-- start DATA FOR THE TASK --

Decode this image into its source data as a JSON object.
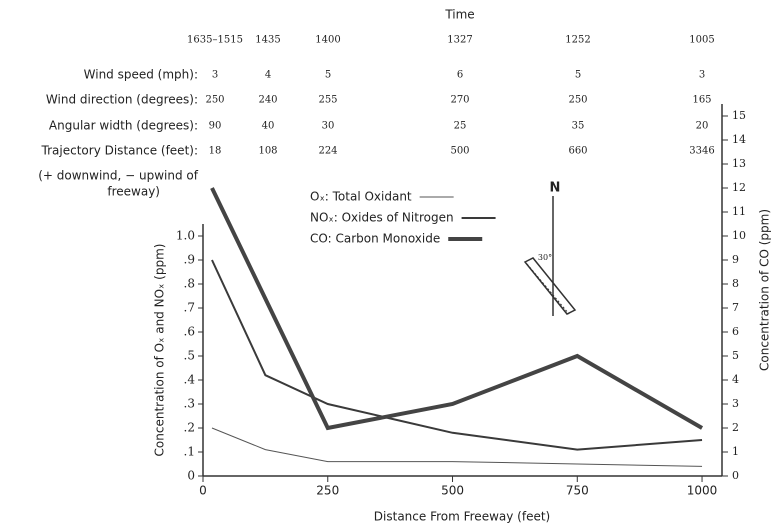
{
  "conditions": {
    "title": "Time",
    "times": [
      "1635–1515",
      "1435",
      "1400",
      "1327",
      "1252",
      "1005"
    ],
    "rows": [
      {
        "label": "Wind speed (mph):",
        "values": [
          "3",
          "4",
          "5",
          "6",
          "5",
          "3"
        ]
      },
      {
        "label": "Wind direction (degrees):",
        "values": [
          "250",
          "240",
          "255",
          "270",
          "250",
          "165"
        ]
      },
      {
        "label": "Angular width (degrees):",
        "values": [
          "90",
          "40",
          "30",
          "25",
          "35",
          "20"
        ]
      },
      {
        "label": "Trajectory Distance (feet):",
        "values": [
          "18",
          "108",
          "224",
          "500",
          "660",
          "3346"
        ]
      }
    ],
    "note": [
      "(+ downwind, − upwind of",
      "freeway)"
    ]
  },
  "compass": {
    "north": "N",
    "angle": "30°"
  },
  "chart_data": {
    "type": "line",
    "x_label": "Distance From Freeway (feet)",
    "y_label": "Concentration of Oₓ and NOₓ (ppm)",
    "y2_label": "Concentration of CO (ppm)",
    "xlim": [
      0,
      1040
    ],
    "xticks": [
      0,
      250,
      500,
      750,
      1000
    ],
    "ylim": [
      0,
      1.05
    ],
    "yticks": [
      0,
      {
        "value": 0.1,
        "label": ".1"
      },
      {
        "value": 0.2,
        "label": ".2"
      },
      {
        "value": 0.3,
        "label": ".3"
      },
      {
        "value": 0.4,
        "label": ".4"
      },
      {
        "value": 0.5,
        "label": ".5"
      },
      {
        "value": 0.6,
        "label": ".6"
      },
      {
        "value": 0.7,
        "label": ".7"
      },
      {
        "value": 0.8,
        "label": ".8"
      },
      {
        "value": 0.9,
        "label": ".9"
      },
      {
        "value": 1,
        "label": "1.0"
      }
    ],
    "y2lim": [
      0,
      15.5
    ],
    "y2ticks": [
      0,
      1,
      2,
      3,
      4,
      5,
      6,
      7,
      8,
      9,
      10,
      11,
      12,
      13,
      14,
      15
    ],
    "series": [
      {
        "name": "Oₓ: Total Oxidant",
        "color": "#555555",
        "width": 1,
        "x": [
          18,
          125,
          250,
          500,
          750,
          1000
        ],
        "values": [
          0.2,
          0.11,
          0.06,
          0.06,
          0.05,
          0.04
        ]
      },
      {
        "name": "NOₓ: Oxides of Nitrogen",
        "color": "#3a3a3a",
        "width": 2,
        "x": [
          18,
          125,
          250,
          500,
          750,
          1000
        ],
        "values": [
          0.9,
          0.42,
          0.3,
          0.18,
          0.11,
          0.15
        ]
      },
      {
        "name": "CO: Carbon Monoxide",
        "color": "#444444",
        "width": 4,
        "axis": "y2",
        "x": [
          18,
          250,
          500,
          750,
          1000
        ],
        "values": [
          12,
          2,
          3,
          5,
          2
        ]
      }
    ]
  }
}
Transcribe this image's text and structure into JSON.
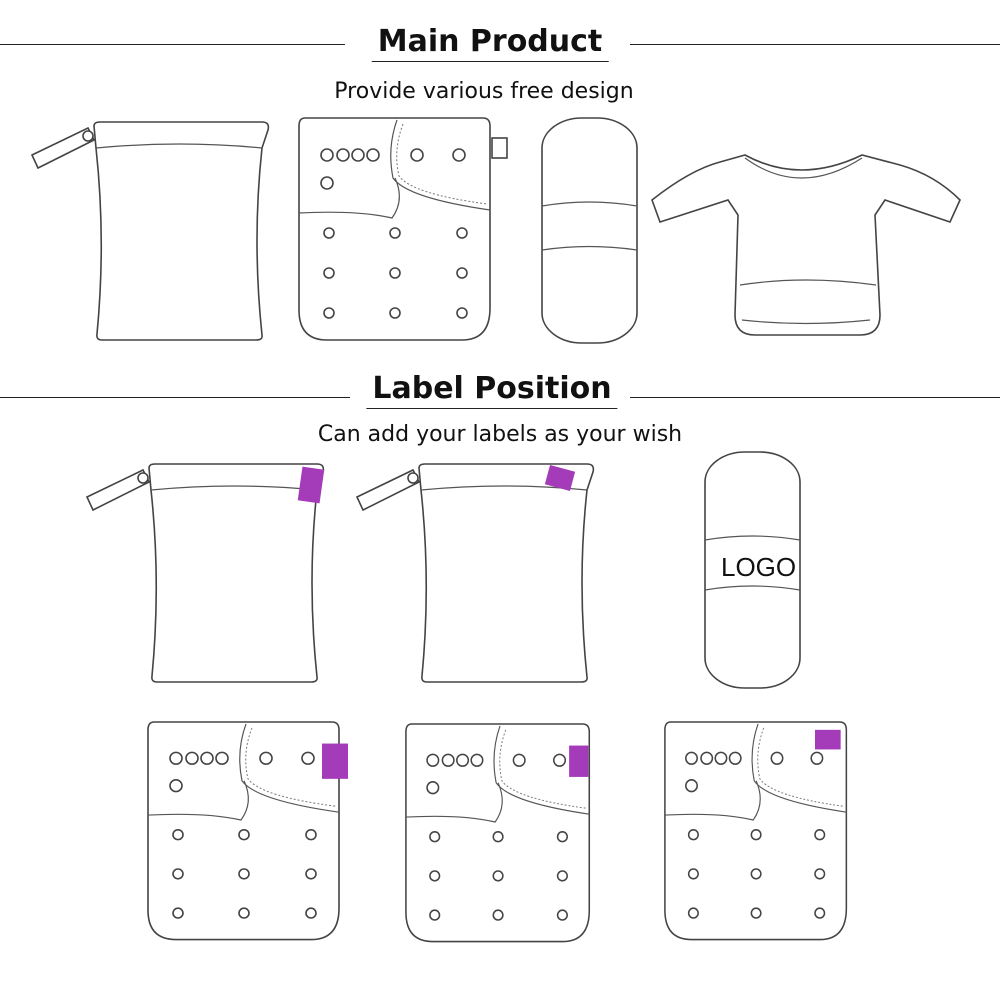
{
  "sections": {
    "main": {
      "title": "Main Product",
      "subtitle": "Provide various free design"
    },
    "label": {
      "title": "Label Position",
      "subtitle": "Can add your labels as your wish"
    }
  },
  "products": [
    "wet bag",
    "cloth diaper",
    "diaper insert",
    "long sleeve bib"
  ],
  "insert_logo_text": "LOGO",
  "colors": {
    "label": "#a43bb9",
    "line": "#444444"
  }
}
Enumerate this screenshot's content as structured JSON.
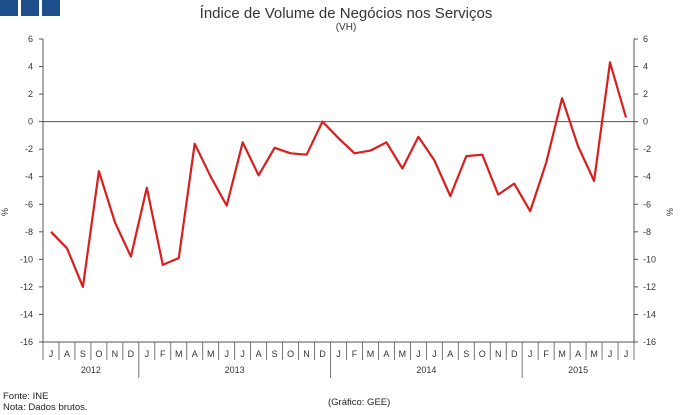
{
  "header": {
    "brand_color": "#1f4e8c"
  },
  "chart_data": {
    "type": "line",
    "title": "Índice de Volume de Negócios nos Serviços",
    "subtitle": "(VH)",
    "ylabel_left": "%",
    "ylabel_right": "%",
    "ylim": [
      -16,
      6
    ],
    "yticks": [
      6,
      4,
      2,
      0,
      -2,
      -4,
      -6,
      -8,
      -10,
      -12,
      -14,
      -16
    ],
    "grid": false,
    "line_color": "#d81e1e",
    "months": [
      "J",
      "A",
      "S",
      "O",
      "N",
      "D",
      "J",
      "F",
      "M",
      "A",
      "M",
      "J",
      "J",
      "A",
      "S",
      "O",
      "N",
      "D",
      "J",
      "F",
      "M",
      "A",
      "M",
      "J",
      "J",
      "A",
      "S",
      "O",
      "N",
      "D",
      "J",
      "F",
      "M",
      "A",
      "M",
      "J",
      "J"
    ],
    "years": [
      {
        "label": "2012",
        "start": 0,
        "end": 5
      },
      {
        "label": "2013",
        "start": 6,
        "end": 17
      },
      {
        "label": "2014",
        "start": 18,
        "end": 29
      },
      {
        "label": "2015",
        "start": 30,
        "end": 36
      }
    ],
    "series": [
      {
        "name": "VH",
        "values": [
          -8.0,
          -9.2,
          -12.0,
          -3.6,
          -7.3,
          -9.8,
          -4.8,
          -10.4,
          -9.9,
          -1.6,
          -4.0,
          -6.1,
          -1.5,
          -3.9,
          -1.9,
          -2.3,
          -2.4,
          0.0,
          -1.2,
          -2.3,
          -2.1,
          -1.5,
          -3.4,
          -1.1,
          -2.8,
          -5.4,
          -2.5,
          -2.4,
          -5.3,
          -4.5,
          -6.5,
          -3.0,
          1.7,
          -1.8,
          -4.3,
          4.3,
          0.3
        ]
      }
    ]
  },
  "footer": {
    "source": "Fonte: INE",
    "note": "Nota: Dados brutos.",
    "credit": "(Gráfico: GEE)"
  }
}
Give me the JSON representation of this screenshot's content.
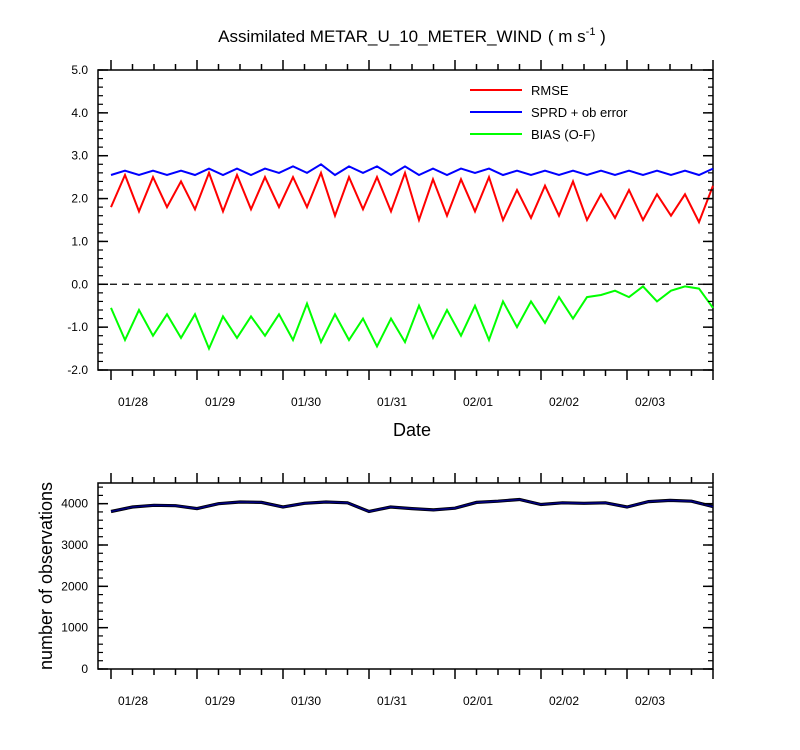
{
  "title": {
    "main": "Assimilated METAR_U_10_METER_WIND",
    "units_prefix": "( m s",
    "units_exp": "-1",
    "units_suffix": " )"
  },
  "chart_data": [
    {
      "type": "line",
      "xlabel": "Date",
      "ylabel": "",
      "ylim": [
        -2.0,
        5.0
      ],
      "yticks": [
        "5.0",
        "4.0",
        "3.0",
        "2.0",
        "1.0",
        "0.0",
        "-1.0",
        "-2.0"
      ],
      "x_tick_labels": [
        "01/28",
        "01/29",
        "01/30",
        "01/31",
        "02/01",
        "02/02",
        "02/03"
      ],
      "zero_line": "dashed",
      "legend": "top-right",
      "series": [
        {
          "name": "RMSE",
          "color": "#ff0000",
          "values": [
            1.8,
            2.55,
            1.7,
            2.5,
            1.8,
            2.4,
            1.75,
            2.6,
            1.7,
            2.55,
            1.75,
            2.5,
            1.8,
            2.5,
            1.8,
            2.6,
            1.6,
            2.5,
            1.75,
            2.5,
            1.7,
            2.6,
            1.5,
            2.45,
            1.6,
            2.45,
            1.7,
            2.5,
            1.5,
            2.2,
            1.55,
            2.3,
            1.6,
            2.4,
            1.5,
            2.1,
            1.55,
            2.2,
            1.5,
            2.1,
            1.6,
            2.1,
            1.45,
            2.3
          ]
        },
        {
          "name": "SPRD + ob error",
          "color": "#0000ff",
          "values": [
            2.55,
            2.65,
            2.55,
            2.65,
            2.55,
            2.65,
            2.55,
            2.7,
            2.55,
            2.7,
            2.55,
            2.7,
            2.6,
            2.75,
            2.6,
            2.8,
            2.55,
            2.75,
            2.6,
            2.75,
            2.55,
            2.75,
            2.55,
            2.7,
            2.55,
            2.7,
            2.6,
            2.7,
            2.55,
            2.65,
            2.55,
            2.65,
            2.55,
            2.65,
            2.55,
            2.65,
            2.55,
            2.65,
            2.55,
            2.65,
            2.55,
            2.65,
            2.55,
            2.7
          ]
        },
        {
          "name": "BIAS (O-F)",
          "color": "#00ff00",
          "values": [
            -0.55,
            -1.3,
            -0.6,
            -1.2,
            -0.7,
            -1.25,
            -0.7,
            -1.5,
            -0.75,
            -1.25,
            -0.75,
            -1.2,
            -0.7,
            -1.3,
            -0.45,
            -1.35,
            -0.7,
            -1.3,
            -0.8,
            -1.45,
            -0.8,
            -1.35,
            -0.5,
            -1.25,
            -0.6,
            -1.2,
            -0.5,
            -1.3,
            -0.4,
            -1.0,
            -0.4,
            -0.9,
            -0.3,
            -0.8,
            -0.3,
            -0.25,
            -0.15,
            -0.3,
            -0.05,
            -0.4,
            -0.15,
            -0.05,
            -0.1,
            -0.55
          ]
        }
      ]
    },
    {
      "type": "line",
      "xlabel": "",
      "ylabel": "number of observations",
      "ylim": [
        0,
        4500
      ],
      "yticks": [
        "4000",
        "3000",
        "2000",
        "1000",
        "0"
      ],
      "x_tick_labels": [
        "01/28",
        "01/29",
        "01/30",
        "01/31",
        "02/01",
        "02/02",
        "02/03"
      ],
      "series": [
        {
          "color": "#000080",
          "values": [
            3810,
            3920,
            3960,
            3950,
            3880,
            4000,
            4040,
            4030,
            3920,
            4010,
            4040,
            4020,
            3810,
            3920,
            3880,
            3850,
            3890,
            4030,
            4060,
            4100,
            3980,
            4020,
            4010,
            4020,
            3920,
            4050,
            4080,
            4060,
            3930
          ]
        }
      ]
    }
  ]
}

-- end DATA FOR THE TASK --

(GIVEN PROBLEM)
Go through the data and gather every line that holds "screenshot".

(ANSWER TO THIS TASK)
Enumerate this screenshot's content as structured JSON.
Give me the JSON representation of this screenshot's content.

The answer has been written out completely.